→ WHAT TO PRODUCE: Repeat every record exactly, but keep images out of the copy.

→ PROVIDED INFORMATION:
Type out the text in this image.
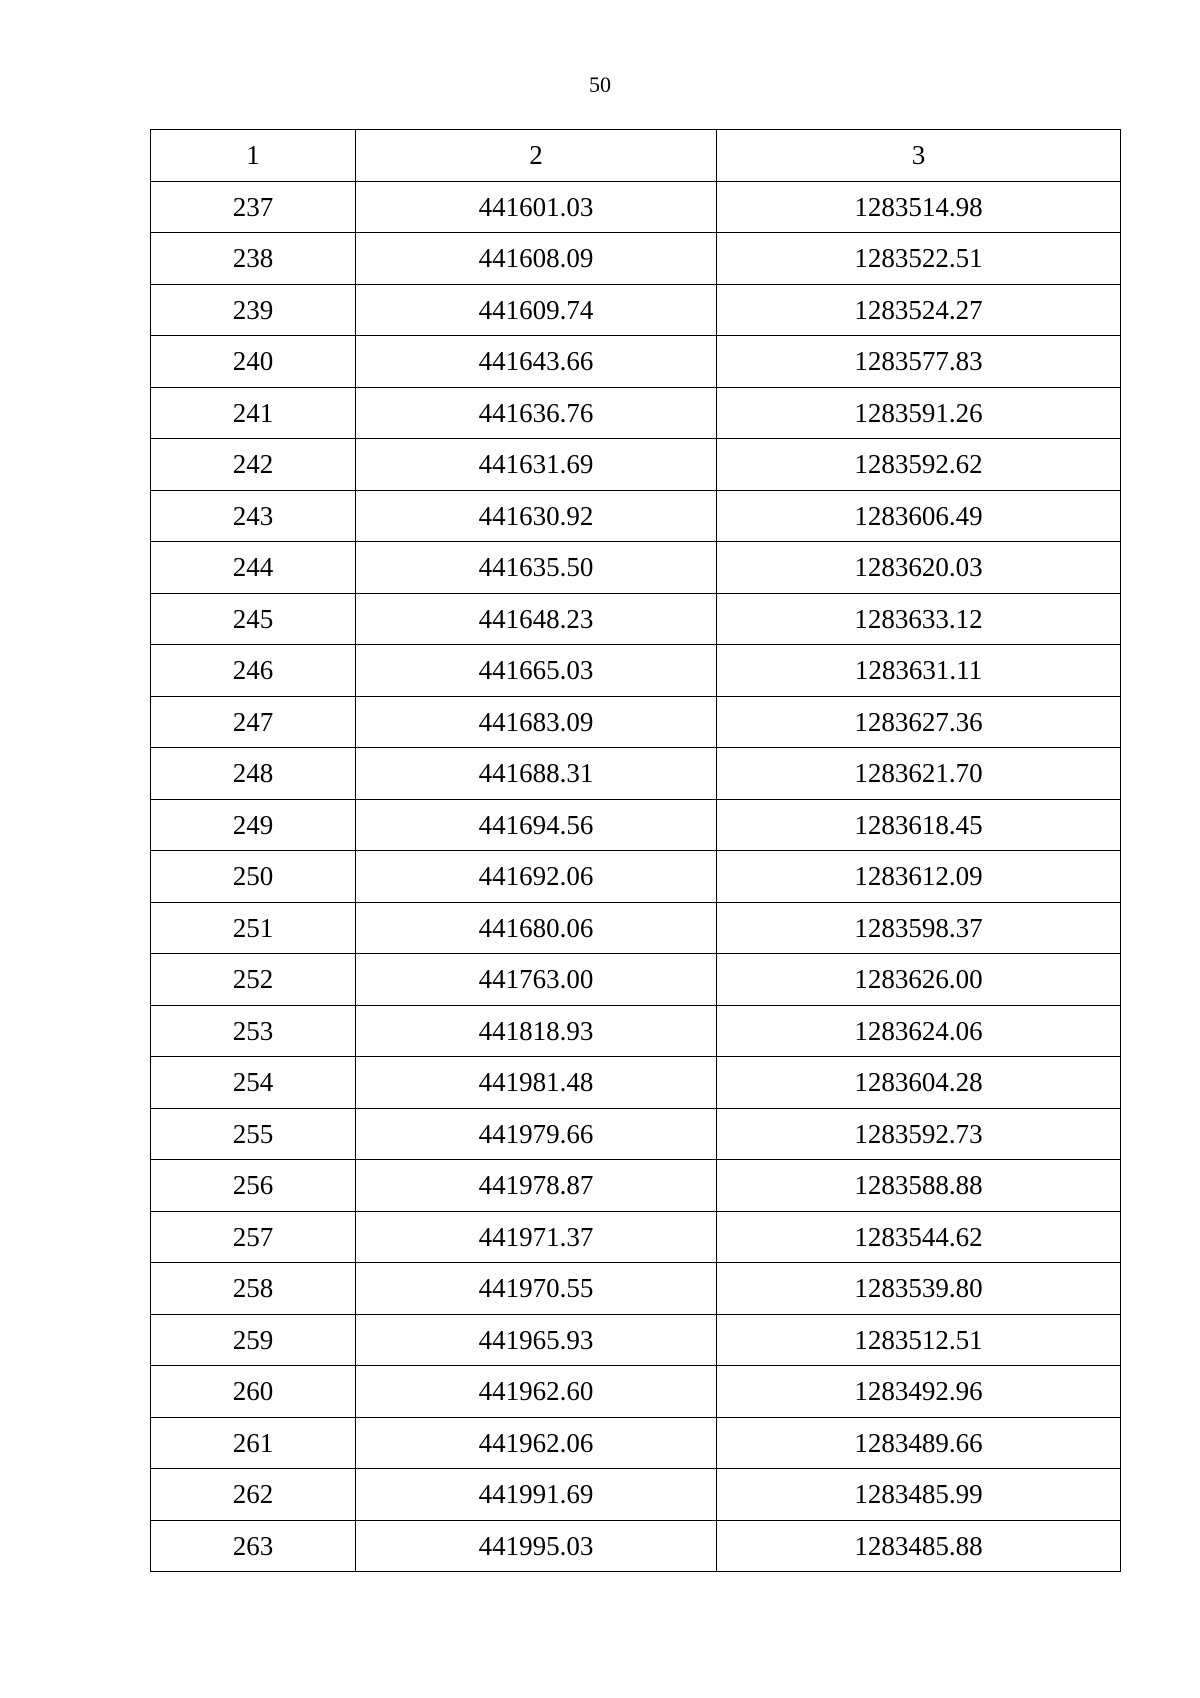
50
1	2	3
237	441601.03	1283514.98
238	441608.09	1283522.51
239	441609.74	1283524.27
240	441643.66	1283577.83
241	441636.76	1283591.26
242	441631.69	1283592.62
243	441630.92	1283606.49
244	441635.50	1283620.03
245	441648.23	1283633.12
246	441665.03	1283631.11
247	441683.09	1283627.36
248	441688.31	1283621.70
249	441694.56	1283618.45
250	441692.06	1283612.09
251	441680.06	1283598.37
252	441763.00	1283626.00
253	441818.93	1283624.06
254	441981.48	1283604.28
255	441979.66	1283592.73
256	441978.87	1283588.88
257	441971.37	1283544.62
258	441970.55	1283539.80
259	441965.93	1283512.51
260	441962.60	1283492.96
261	441962.06	1283489.66
262	441991.69	1283485.99
263	441995.03	1283485.88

→ COMPLETE RESPONSE:
Type out the text in this image.
50
1	2	3
237	441601.03	1283514.98
238	441608.09	1283522.51
239	441609.74	1283524.27
240	441643.66	1283577.83
241	441636.76	1283591.26
242	441631.69	1283592.62
243	441630.92	1283606.49
244	441635.50	1283620.03
245	441648.23	1283633.12
246	441665.03	1283631.11
247	441683.09	1283627.36
248	441688.31	1283621.70
249	441694.56	1283618.45
250	441692.06	1283612.09
251	441680.06	1283598.37
252	441763.00	1283626.00
253	441818.93	1283624.06
254	441981.48	1283604.28
255	441979.66	1283592.73
256	441978.87	1283588.88
257	441971.37	1283544.62
258	441970.55	1283539.80
259	441965.93	1283512.51
260	441962.60	1283492.96
261	441962.06	1283489.66
262	441991.69	1283485.99
263	441995.03	1283485.88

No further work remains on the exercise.